_Task to carry out_
Would you transcribe the listing that follows, character for character, and omit its images?

┌────────

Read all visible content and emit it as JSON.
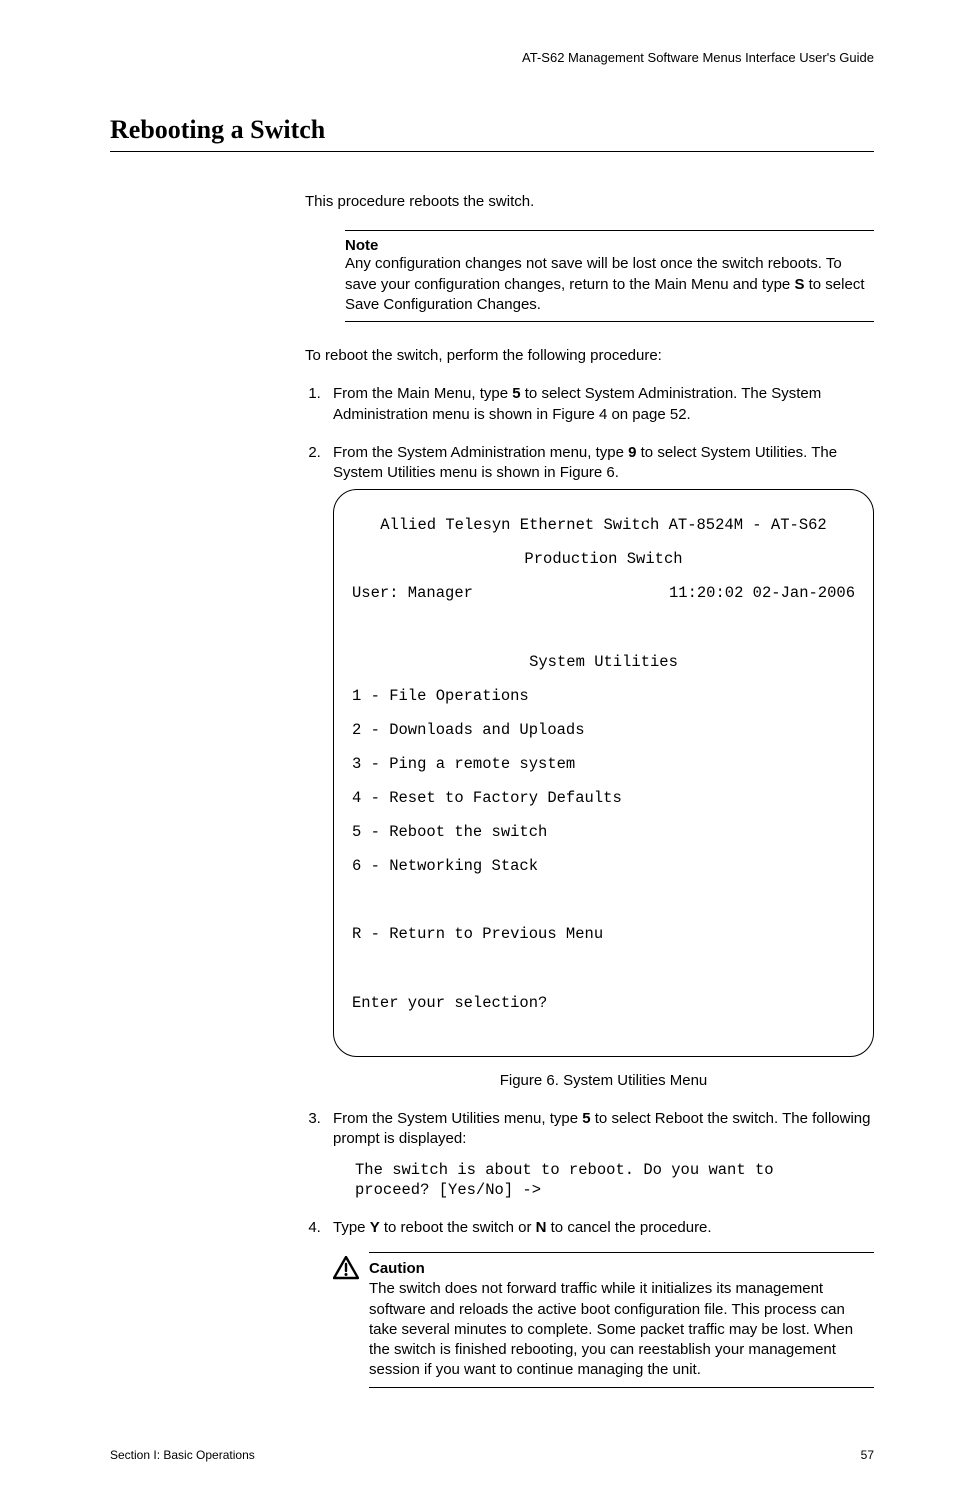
{
  "running_head": "AT-S62 Management Software Menus Interface User's Guide",
  "section_title": "Rebooting a Switch",
  "intro": "This procedure reboots the switch.",
  "note": {
    "title": "Note",
    "body_1": "Any configuration changes not save will be lost once the switch reboots. To save your configuration changes, return to the Main Menu and type ",
    "bold_S": "S",
    "body_2": " to select Save Configuration Changes."
  },
  "lead_in": "To reboot the switch, perform the following procedure:",
  "steps": {
    "s1_a": "From the Main Menu, type ",
    "s1_b5": "5",
    "s1_c": " to select System Administration. The System Administration menu is shown in Figure 4 on page 52.",
    "s2_a": "From the System Administration menu, type ",
    "s2_b9": "9",
    "s2_c": " to select System Utilities. The System Utilities menu is shown in Figure 6.",
    "s3_a": "From the System Utilities menu, type ",
    "s3_b5": "5",
    "s3_c": " to select Reboot the switch. The following prompt is displayed:",
    "s4_a": "Type ",
    "s4_Y": "Y",
    "s4_b": " to reboot the switch or ",
    "s4_N": "N",
    "s4_c": " to cancel the procedure."
  },
  "terminal": {
    "line1": "Allied Telesyn Ethernet Switch AT-8524M - AT-S62",
    "line2": "Production Switch",
    "user_label": "User: Manager",
    "timestamp": "11:20:02 02-Jan-2006",
    "menu_title": "System Utilities",
    "items": [
      "1 - File Operations",
      "2 - Downloads and Uploads",
      "3 - Ping a remote system",
      "4 - Reset to Factory Defaults",
      "5 - Reboot the switch",
      "6 - Networking Stack"
    ],
    "return_line": "R - Return to Previous Menu",
    "prompt": "Enter your selection?"
  },
  "figure_caption": "Figure 6. System Utilities Menu",
  "reboot_prompt": "The switch is about to reboot. Do you want to\nproceed? [Yes/No] ->",
  "caution": {
    "title": "Caution",
    "body": "The switch does not forward traffic while it initializes its management software and reloads the active boot configuration file. This process can take several minutes to complete. Some packet traffic may be lost. When the switch is finished rebooting, you can reestablish your management session if you want to continue managing the unit."
  },
  "footer": {
    "left": "Section I: Basic Operations",
    "right": "57"
  }
}
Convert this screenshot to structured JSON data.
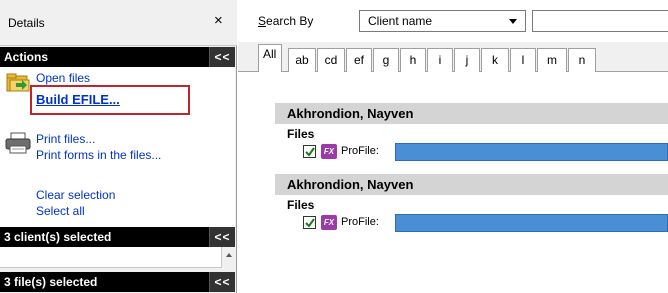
{
  "details": {
    "title": "Details",
    "close_label": "×"
  },
  "sections": {
    "actions": {
      "label": "Actions",
      "collapse": "<<"
    },
    "clients": {
      "label": "3 client(s) selected",
      "collapse": "<<"
    },
    "files": {
      "label": "3 file(s) selected",
      "collapse": "<<"
    }
  },
  "actions": {
    "open_files": "Open files",
    "build_efile": "Build EFILE...",
    "print_files": "Print files...",
    "print_forms": "Print forms in the files...",
    "clear_selection": "Clear selection",
    "select_all": "Select all"
  },
  "search": {
    "label_prefix": "S",
    "label_rest": "earch By",
    "selected": "Client name",
    "input_value": ""
  },
  "tabs": {
    "all": "All",
    "letters": [
      "ab",
      "cd",
      "ef",
      "g",
      "h",
      "i",
      "j",
      "k",
      "l",
      "m",
      "n"
    ]
  },
  "results": [
    {
      "client": "Akhrondion, Nayven",
      "files_label": "Files",
      "file_type": "ProFile:",
      "checked": true
    },
    {
      "client": "Akhrondion, Nayven",
      "files_label": "Files",
      "file_type": "ProFile:",
      "checked": true
    }
  ],
  "colors": {
    "highlight_border": "#c0242c",
    "link": "#0033cc",
    "selection_bar": "#4a8fd6",
    "profile_icon": "#9b3aa8"
  }
}
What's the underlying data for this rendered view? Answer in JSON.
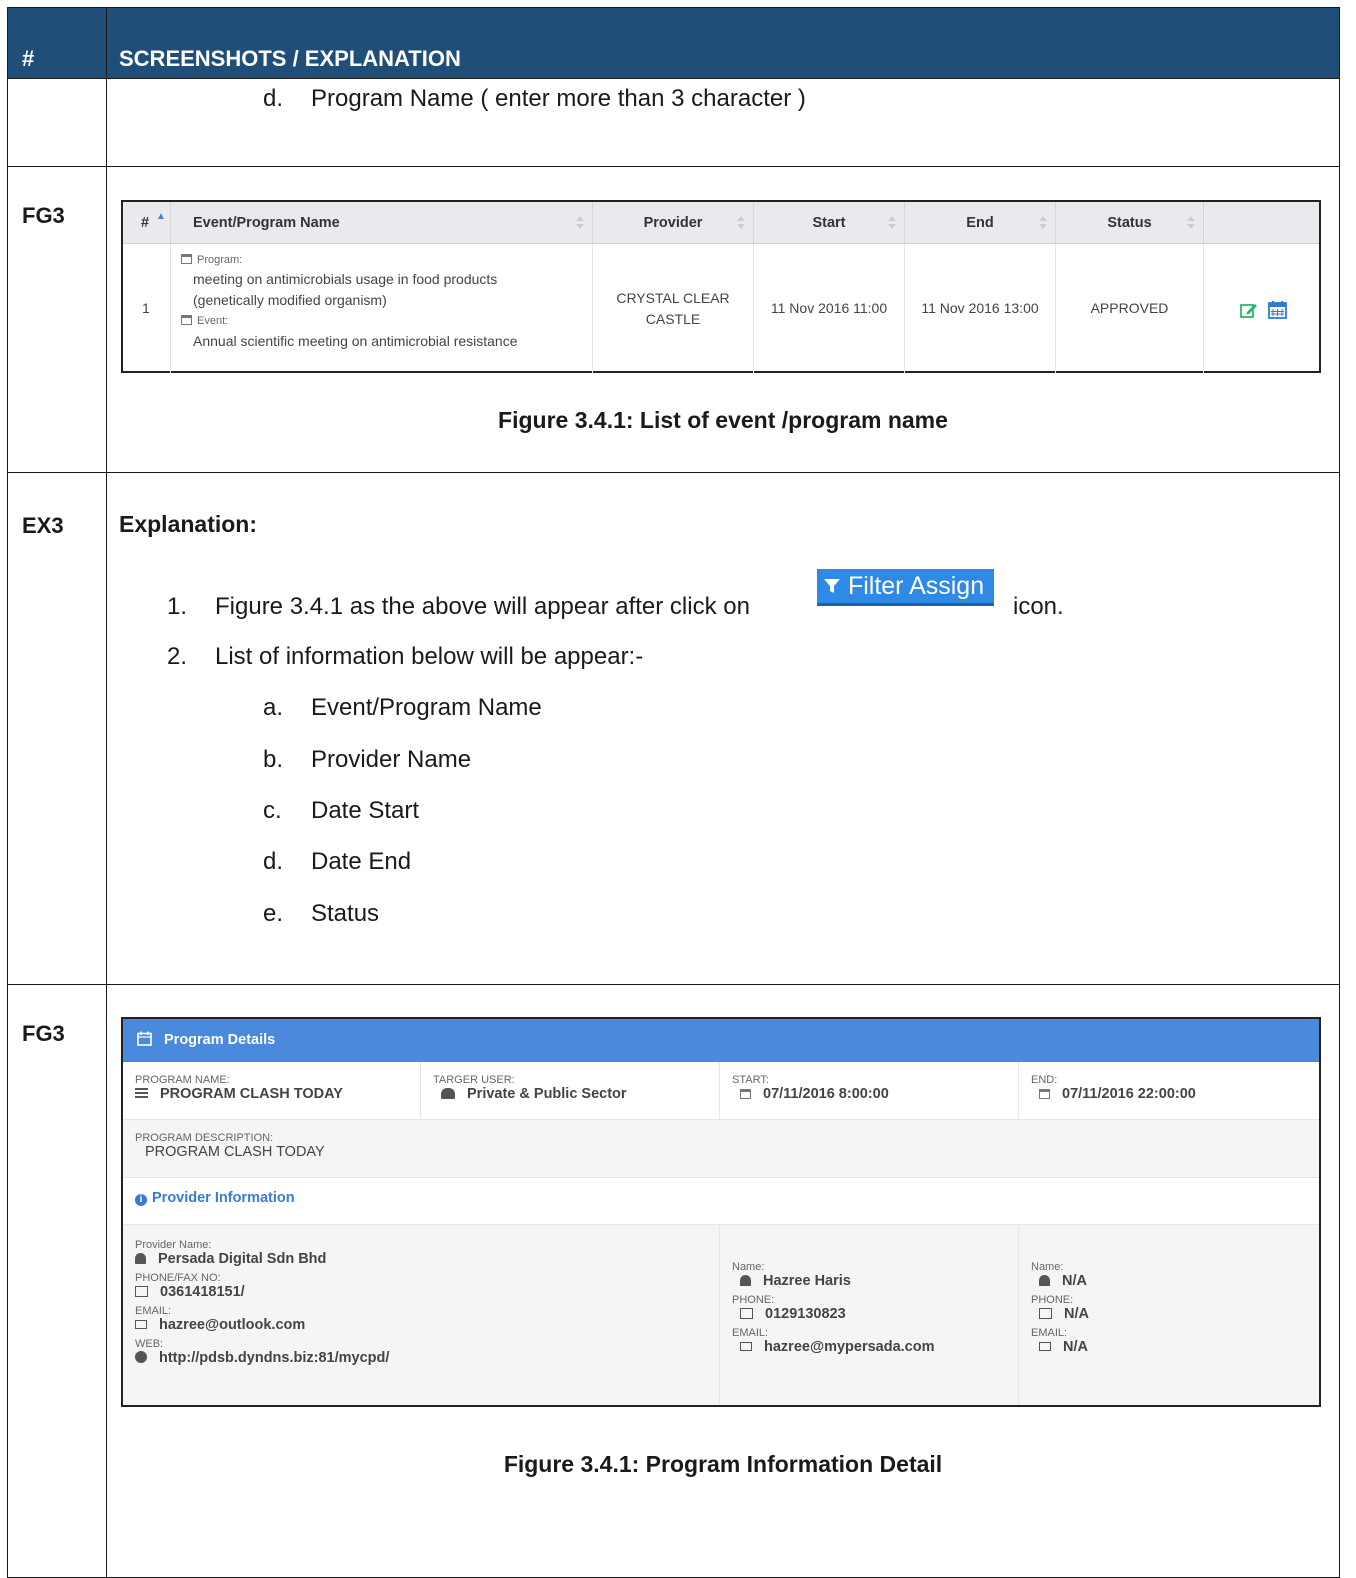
{
  "header": {
    "col_num": "#",
    "col_content": "SCREENSHOTS / EXPLANATION"
  },
  "row0": {
    "text_marker": "d.",
    "text": "Program Name ( enter more than 3 character )"
  },
  "row1": {
    "id": "FG3",
    "table": {
      "columns": [
        "#",
        "Event/Program Name",
        "Provider",
        "Start",
        "End",
        "Status"
      ],
      "row": {
        "num": "1",
        "program_label": "Program:",
        "program_name_1": "meeting on antimicrobials usage in food products",
        "program_name_2": "(genetically modified organism)",
        "event_label": "Event:",
        "event_name": "Annual scientific meeting on antimicrobial resistance",
        "provider_1": "CRYSTAL CLEAR",
        "provider_2": "CASTLE",
        "start": "11 Nov 2016 11:00",
        "end": "11 Nov 2016 13:00",
        "status": "APPROVED"
      }
    },
    "caption": "Figure 3.4.1: List of event /program name"
  },
  "row2": {
    "id": "EX3",
    "heading": "Explanation:",
    "item1_marker": "1.",
    "item1_text": "Figure 3.4.1 as the above will appear after click on",
    "item1_suffix": "icon.",
    "filter_button": "Filter Assign",
    "item2_marker": "2.",
    "item2_text": "List of information below will be appear:-",
    "subitems": [
      {
        "marker": "a.",
        "text": "Event/Program Name"
      },
      {
        "marker": "b.",
        "text": "Provider Name"
      },
      {
        "marker": "c.",
        "text": "Date Start"
      },
      {
        "marker": "d.",
        "text": "Date End"
      },
      {
        "marker": "e.",
        "text": "Status"
      }
    ]
  },
  "row3": {
    "id": "FG3",
    "panel_title": "Program Details",
    "program_name_label": "PROGRAM NAME:",
    "program_name": "PROGRAM CLASH TODAY",
    "target_label": "TARGER USER:",
    "target": "Private & Public Sector",
    "start_label": "START:",
    "start": "07/11/2016 8:00:00",
    "end_label": "END:",
    "end": "07/11/2016 22:00:00",
    "desc_label": "PROGRAM DESCRIPTION:",
    "desc": "PROGRAM CLASH TODAY",
    "provider_section": "Provider Information",
    "provider_name_label": "Provider Name:",
    "provider_name": "Persada Digital Sdn Bhd",
    "phone_fax_label": "PHONE/FAX NO:",
    "phone_fax": "0361418151/",
    "email_label": "EMAIL:",
    "email": "hazree@outlook.com",
    "web_label": "WEB:",
    "web": "http://pdsb.dyndns.biz:81/mycpd/",
    "contact1": {
      "name_label": "Name:",
      "name": "Hazree Haris",
      "phone_label": "PHONE:",
      "phone": "0129130823",
      "email_label": "EMAIL:",
      "email": "hazree@mypersada.com"
    },
    "contact2": {
      "name_label": "Name:",
      "name": "N/A",
      "phone_label": "PHONE:",
      "phone": "N/A",
      "email_label": "EMAIL:",
      "email": "N/A"
    },
    "caption": "Figure 3.4.1: Program Information Detail"
  }
}
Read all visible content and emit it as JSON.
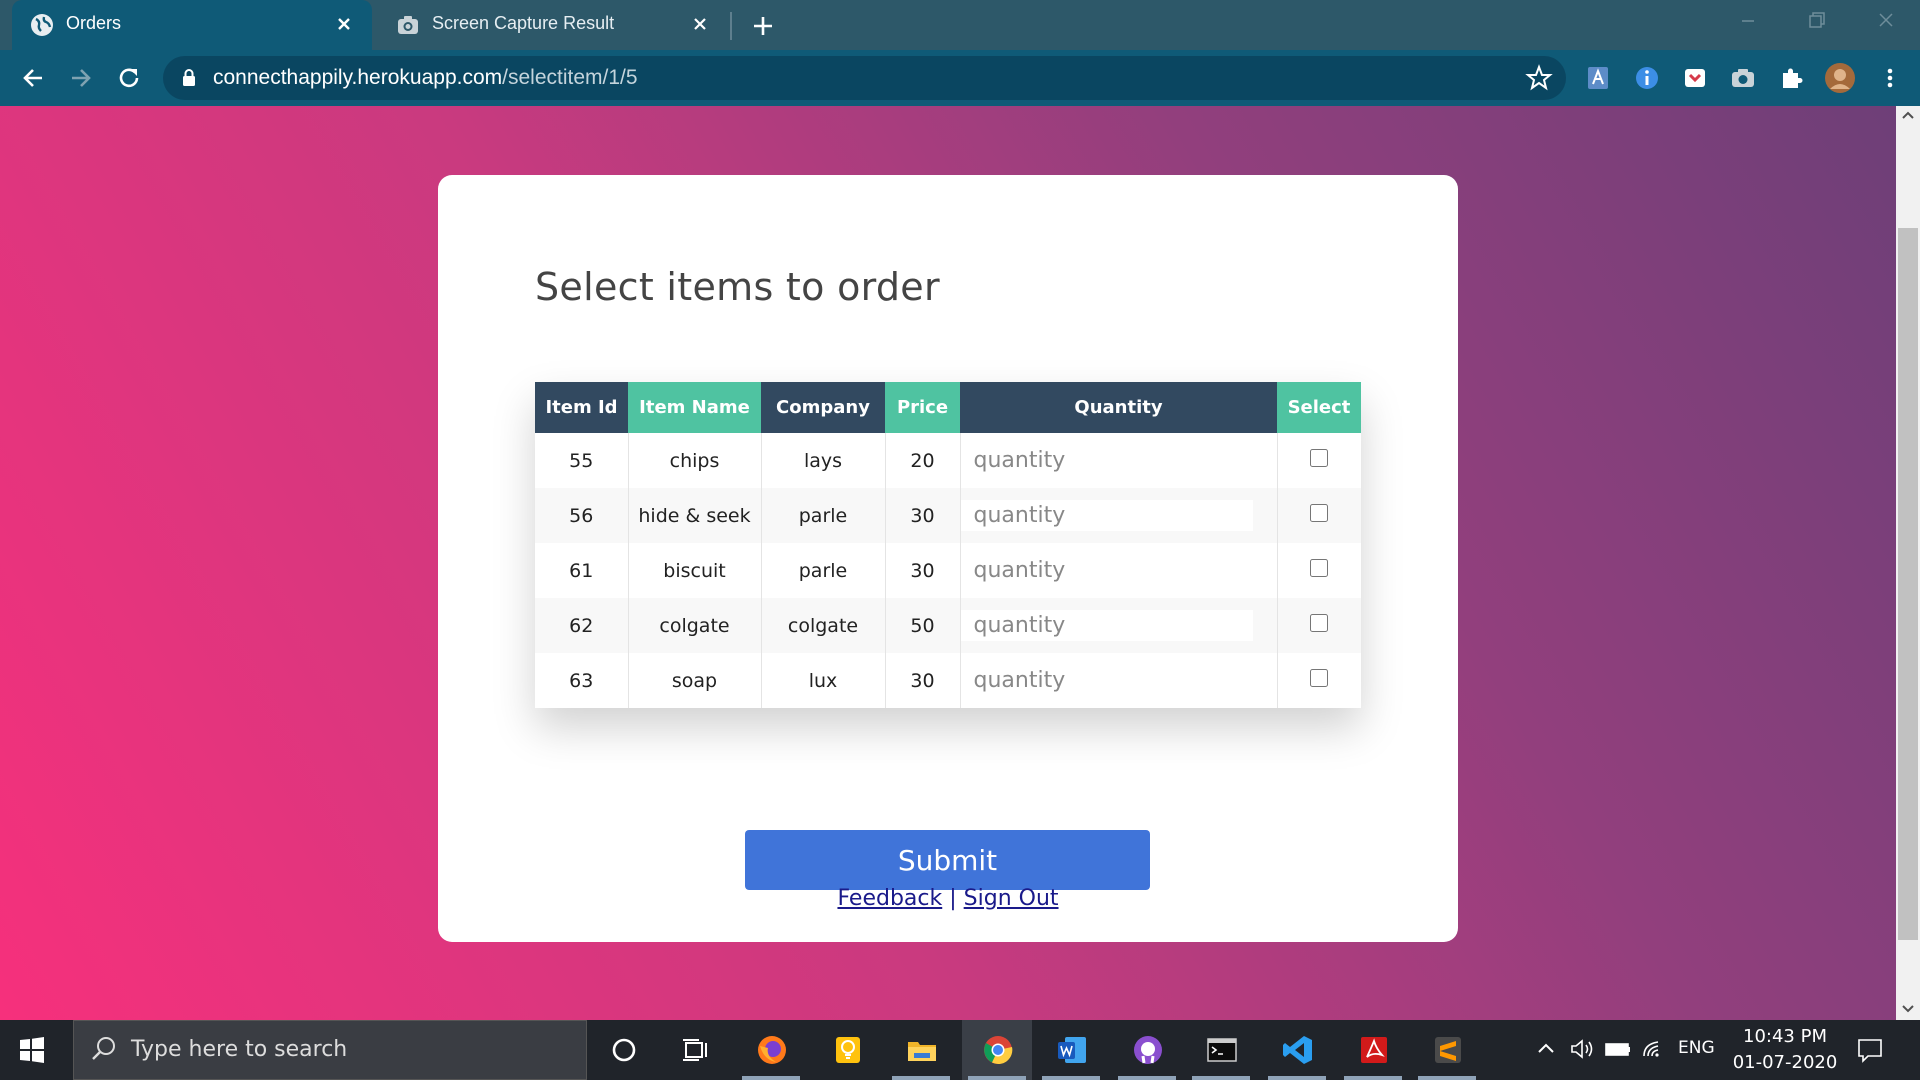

└────────

_In response_
Read all visible content and emit it as JSON.
{
  "running_head": "AT-S62 Management Software Menus Interface User's Guide",
  "section_title": "Rebooting a Switch",
  "intro": "This procedure reboots the switch.",
  "note": {
    "title": "Note",
    "body_1": "Any configuration changes not save will be lost once the switch reboots. To save your configuration changes, return to the Main Menu and type ",
    "bold_S": "S",
    "body_2": " to select Save Configuration Changes."
  },
  "lead_in": "To reboot the switch, perform the following procedure:",
  "steps": {
    "s1_a": "From the Main Menu, type ",
    "s1_b5": "5",
    "s1_c": " to select System Administration. The System Administration menu is shown in Figure 4 on page 52.",
    "s2_a": "From the System Administration menu, type ",
    "s2_b9": "9",
    "s2_c": " to select System Utilities. The System Utilities menu is shown in Figure 6.",
    "s3_a": "From the System Utilities menu, type ",
    "s3_b5": "5",
    "s3_c": " to select Reboot the switch. The following prompt is displayed:",
    "s4_a": "Type ",
    "s4_Y": "Y",
    "s4_b": " to reboot the switch or ",
    "s4_N": "N",
    "s4_c": " to cancel the procedure."
  },
  "terminal": {
    "line1": "Allied Telesyn Ethernet Switch AT-8524M - AT-S62",
    "line2": "Production Switch",
    "user_label": "User: Manager",
    "timestamp": "11:20:02 02-Jan-2006",
    "menu_title": "System Utilities",
    "items": [
      "1 - File Operations",
      "2 - Downloads and Uploads",
      "3 - Ping a remote system",
      "4 - Reset to Factory Defaults",
      "5 - Reboot the switch",
      "6 - Networking Stack"
    ],
    "return_line": "R - Return to Previous Menu",
    "prompt": "Enter your selection?"
  },
  "figure_caption": "Figure 6. System Utilities Menu",
  "reboot_prompt": "The switch is about to reboot. Do you want to\nproceed? [Yes/No] ->",
  "caution": {
    "title": "Caution",
    "body": "The switch does not forward traffic while it initializes its management software and reloads the active boot configuration file. This process can take several minutes to complete. Some packet traffic may be lost. When the switch is finished rebooting, you can reestablish your management session if you want to continue managing the unit."
  },
  "footer": {
    "left": "Section I: Basic Operations",
    "right": "57"
  }
}
Convert this screenshot to structured JSON data.
{
  "details": {
    "title": "Details",
    "close_label": "×"
  },
  "sections": {
    "actions": {
      "label": "Actions",
      "collapse": "<<"
    },
    "clients": {
      "label": "3 client(s) selected",
      "collapse": "<<"
    },
    "files": {
      "label": "3 file(s) selected",
      "collapse": "<<"
    }
  },
  "actions": {
    "open_files": "Open files",
    "build_efile": "Build EFILE...",
    "print_files": "Print files...",
    "print_forms": "Print forms in the files...",
    "clear_selection": "Clear selection",
    "select_all": "Select all"
  },
  "search": {
    "label_prefix": "S",
    "label_rest": "earch By",
    "selected": "Client name",
    "input_value": ""
  },
  "tabs": {
    "all": "All",
    "letters": [
      "ab",
      "cd",
      "ef",
      "g",
      "h",
      "i",
      "j",
      "k",
      "l",
      "m",
      "n"
    ]
  },
  "results": [
    {
      "client": "Akhrondion, Nayven",
      "files_label": "Files",
      "file_type": "ProFile:",
      "checked": true
    },
    {
      "client": "Akhrondion, Nayven",
      "files_label": "Files",
      "file_type": "ProFile:",
      "checked": true
    }
  ],
  "colors": {
    "highlight_border": "#c0242c",
    "link": "#0033cc",
    "selection_bar": "#4a8fd6",
    "profile_icon": "#9b3aa8"
  }
}
What's the underlying data for this rendered view? Answer in JSON.
{
  "header": {
    "col_num": "#",
    "col_content": "SCREENSHOTS / EXPLANATION"
  },
  "row0": {
    "text_marker": "d.",
    "text": "Program Name ( enter more than 3 character )"
  },
  "row1": {
    "id": "FG3",
    "table": {
      "columns": [
        "#",
        "Event/Program Name",
        "Provider",
        "Start",
        "End",
        "Status"
      ],
      "row": {
        "num": "1",
        "program_label": "Program:",
        "program_name_1": "meeting on antimicrobials usage in food products",
        "program_name_2": "(genetically modified organism)",
        "event_label": "Event:",
        "event_name": "Annual scientific meeting on antimicrobial resistance",
        "provider_1": "CRYSTAL CLEAR",
        "provider_2": "CASTLE",
        "start": "11 Nov 2016 11:00",
        "end": "11 Nov 2016 13:00",
        "status": "APPROVED"
      }
    },
    "caption": "Figure 3.4.1: List of event /program name"
  },
  "row2": {
    "id": "EX3",
    "heading": "Explanation:",
    "item1_marker": "1.",
    "item1_text": "Figure 3.4.1 as the above will appear after click on",
    "item1_suffix": "icon.",
    "filter_button": "Filter Assign",
    "item2_marker": "2.",
    "item2_text": "List of information below will be appear:-",
    "subitems": [
      {
        "marker": "a.",
        "text": "Event/Program Name"
      },
      {
        "marker": "b.",
        "text": "Provider Name"
      },
      {
        "marker": "c.",
        "text": "Date Start"
      },
      {
        "marker": "d.",
        "text": "Date End"
      },
      {
        "marker": "e.",
        "text": "Status"
      }
    ]
  },
  "row3": {
    "id": "FG3",
    "panel_title": "Program Details",
    "program_name_label": "PROGRAM NAME:",
    "program_name": "PROGRAM CLASH TODAY",
    "target_label": "TARGER USER:",
    "target": "Private & Public Sector",
    "start_label": "START:",
    "start": "07/11/2016 8:00:00",
    "end_label": "END:",
    "end": "07/11/2016 22:00:00",
    "desc_label": "PROGRAM DESCRIPTION:",
    "desc": "PROGRAM CLASH TODAY",
    "provider_section": "Provider Information",
    "provider_name_label": "Provider Name:",
    "provider_name": "Persada Digital Sdn Bhd",
    "phone_fax_label": "PHONE/FAX NO:",
    "phone_fax": "0361418151/",
    "email_label": "EMAIL:",
    "email": "hazree@outlook.com",
    "web_label": "WEB:",
    "web": "http://pdsb.dyndns.biz:81/mycpd/",
    "contact1": {
      "name_label": "Name:",
      "name": "Hazree Haris",
      "phone_label": "PHONE:",
      "phone": "0129130823",
      "email_label": "EMAIL:",
      "email": "hazree@mypersada.com"
    },
    "contact2": {
      "name_label": "Name:",
      "name": "N/A",
      "phone_label": "PHONE:",
      "phone": "N/A",
      "email_label": "EMAIL:",
      "email": "N/A"
    },
    "caption": "Figure 3.4.1: Program Information Detail"
  }
}
Read all visible content and emit it as JSON.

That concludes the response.